» Exercise description
Pick out each line in these entries that contains the string "name".
[BEGIN Stored records]
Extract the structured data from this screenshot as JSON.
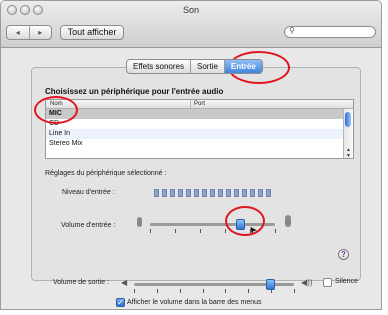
{
  "window": {
    "title": "Son"
  },
  "toolbar": {
    "back": "◂",
    "forward": "▸",
    "show_all_label": "Tout afficher",
    "search_placeholder": ""
  },
  "tabs": [
    {
      "label": "Effets sonores",
      "active": false
    },
    {
      "label": "Sortie",
      "active": false
    },
    {
      "label": "Entrée",
      "active": true
    }
  ],
  "input": {
    "heading": "Choisissez un périphérique pour l'entrée audio",
    "columns": [
      "Nom",
      "Port"
    ],
    "devices": [
      {
        "name": "MIC",
        "port": ""
      },
      {
        "name": "CD",
        "port": ""
      },
      {
        "name": "Line In",
        "port": ""
      },
      {
        "name": "Stereo Mix",
        "port": ""
      }
    ],
    "settings_label": "Réglages du périphérique sélectionné :",
    "level_label": "Niveau d'entrée :",
    "level_segments": 15,
    "volume_label": "Volume d'entrée :",
    "volume": 0.72
  },
  "output": {
    "volume_label": "Volume de sortie :",
    "volume": 0.85,
    "mute_label": "Silence",
    "mute_checked": false,
    "show_in_menubar_label": "Afficher le volume dans la barre des menus",
    "show_in_menubar_checked": true
  },
  "highlight_color": "#e0161f",
  "icons": {
    "help": "?",
    "search": "⚲",
    "speaker_low": "◀",
    "speaker_high": "◀))"
  }
}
[END Stored records]
» Written response
        "name": "MIC",
        "name": "CD",
        "name": "Line In",
        "name": "Stereo Mix",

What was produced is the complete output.